> **Written exercise A**
Reproduce the records word for word, starting at their first line and ending with the line that contains "page-number: 3 [507, 542, 513, 551]", including that line.

> **Passage to read**
— start —

UX STRAT Europe is a three-day event, held annually in Amsterdam.
It brings together experience design professionals from across the globe, and explores the meeting of business strategy, user experience, product design and service design.
As a strategist working within UX, it offered an opportunity to meet peers, benchmark my own and Foolproof's practice, hear the challenges and successes that clients and agencies alike are experiencing, and provoke new thoughts and ideas.
A lot of ground was covered across the three days, but here’s a flavour of some of the themes, talks and insights that stood out to me.
Just do it
It's by no means a new sentiment, but several speakers called out the need to push forward when embedding UX and innovation practices within their organisation.
Richard Baker of GE Transportation was the epitome of this. Within an organisation that has over 5k engineers and only 25 UXers, and where an MVP can take three years. Richard has developed an approach that moulds to, and leverages, the organisation's (specifically engineers’) penchant for methodologies and processes - creating a well-oiled machine for getting the company to focus on users. It's worth noting the hard work that goes into doing this. It’s a hard grind but transparency, tenacity and forward momentum will deliver results.
From an innovation perspective, Remko Vermeulen of Telefónica Alpha delivered a refreshing perspective on delivering new ideas. He warned against "innovation theatre" (using technologies because they are en vogue). He advocated working in small teams, with a clear objective, and to measure what you can experience - quickly and efficiently.

— end —

Raw records
— start —

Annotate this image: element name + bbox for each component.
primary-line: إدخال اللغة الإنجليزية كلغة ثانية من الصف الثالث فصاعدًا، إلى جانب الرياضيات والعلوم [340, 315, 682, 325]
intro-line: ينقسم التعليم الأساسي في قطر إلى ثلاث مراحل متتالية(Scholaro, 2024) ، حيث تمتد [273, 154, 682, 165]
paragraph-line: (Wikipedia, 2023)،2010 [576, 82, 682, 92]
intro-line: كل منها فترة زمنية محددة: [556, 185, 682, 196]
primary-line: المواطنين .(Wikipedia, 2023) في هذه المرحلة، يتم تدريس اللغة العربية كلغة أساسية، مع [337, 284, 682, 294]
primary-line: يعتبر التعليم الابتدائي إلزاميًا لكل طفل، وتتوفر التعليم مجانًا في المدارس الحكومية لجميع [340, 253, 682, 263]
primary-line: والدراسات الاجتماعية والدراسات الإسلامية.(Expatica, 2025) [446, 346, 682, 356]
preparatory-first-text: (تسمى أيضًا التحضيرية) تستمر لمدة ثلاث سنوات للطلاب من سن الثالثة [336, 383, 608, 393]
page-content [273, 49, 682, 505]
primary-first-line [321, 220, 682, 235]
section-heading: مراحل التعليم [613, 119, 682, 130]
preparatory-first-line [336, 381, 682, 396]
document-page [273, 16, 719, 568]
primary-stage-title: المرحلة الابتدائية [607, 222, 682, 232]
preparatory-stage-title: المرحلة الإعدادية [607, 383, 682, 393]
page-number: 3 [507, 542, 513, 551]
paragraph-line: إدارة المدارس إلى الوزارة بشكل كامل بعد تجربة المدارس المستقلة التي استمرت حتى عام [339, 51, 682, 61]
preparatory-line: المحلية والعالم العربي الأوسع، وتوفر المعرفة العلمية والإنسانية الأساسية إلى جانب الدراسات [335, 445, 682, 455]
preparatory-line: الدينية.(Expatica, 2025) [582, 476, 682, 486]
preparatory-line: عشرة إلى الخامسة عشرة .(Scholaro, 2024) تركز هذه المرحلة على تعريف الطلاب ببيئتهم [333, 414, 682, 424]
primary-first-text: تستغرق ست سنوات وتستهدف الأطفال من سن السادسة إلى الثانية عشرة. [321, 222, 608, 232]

— end —

> **Written exercise B**
Pick up the write-up on UX STRAT Europe after its last sentence and continue it.

> **Final answer A**
Annotate this image: element name + bbox for each component.
primary-line: إدخال اللغة الإنجليزية كلغة ثانية من الصف الثالث فصاعدًا، إلى جانب الرياضيات والعلوم [340, 315, 682, 325]
intro-line: ينقسم التعليم الأساسي في قطر إلى ثلاث مراحل متتالية(Scholaro, 2024) ، حيث تمتد [273, 154, 682, 165]
paragraph-line: (Wikipedia, 2023)،2010 [576, 82, 682, 92]
intro-line: كل منها فترة زمنية محددة: [556, 185, 682, 196]
primary-line: المواطنين .(Wikipedia, 2023) في هذه المرحلة، يتم تدريس اللغة العربية كلغة أساسية، مع [337, 284, 682, 294]
primary-line: يعتبر التعليم الابتدائي إلزاميًا لكل طفل، وتتوفر التعليم مجانًا في المدارس الحكومية لجميع [340, 253, 682, 263]
primary-line: والدراسات الاجتماعية والدراسات الإسلامية.(Expatica, 2025) [446, 346, 682, 356]
preparatory-first-text: (تسمى أيضًا التحضيرية) تستمر لمدة ثلاث سنوات للطلاب من سن الثالثة [336, 383, 608, 393]
page-content [273, 49, 682, 505]
primary-first-line [321, 220, 682, 235]
section-heading: مراحل التعليم [613, 119, 682, 130]
preparatory-first-line [336, 381, 682, 396]
document-page [273, 16, 719, 568]
primary-stage-title: المرحلة الابتدائية [607, 222, 682, 232]
preparatory-stage-title: المرحلة الإعدادية [607, 383, 682, 393]
page-number: 3 [507, 542, 513, 551]

> **Final answer B**
"If you make something people like, that they'll pay for - that is the strategy" - Remko Vermeulen, Vice President of Product - Telefónica Alpha
Data informed design is forcing designers to broaden skillsets and processes
It’s not the first year that data has arisen as a major theme at UX Strat. This year it wasn't just 'What do we do with it?' but a reflection on UXers needing to broaden their skillsets and processes to accommodate it.
Rob Van der Haar described how things were moving from data inspired design to data informed and data-driven design. Shell's Olga Generozova described their efforts to create an organisation-wide data-driven design methodology.
Nur Karadeniz's talk, about a shift away from user-centred design towards a systems-orientated approach sent a few ripples through the audience. The abandonment of user-centred practices seems naive and unnecessary, but I agree with the idea that designers need to broaden their skillsets if they are to continue to play a role in building solutions for a more complex, often less human world. Those skills include systems thinking, ecosystem design, non-linear thinking and a deeper understanding of data.
David Vogel spoke about a project with Siemens to design smarter buildings. He described how agencies often find that their job is as much (if not more) about client buy-in as it is about unearthing customer needs. Keeping momentum up, providing stimulus for stakeholders and painting a picture of the future were a key part in making things happen. In David's words, "It doesn't mean shit if nothing gets built" and sometimes getting permission to build is the hardest obstacle of all to overcome.
Treat your design system like a product
As I sat in sunny Amsterdam I began drawing comparisons between 17th Century Tulip Mania and design systems. If you're a major company not thinking, doing and investing in a design system, you are almost certainly in the minority.
They can be powerful forces for good in an organisation. They can also be sinkholes for resources and good will. A big risk is that they’re folded into someone's job, rather than treated as a major product in their own right.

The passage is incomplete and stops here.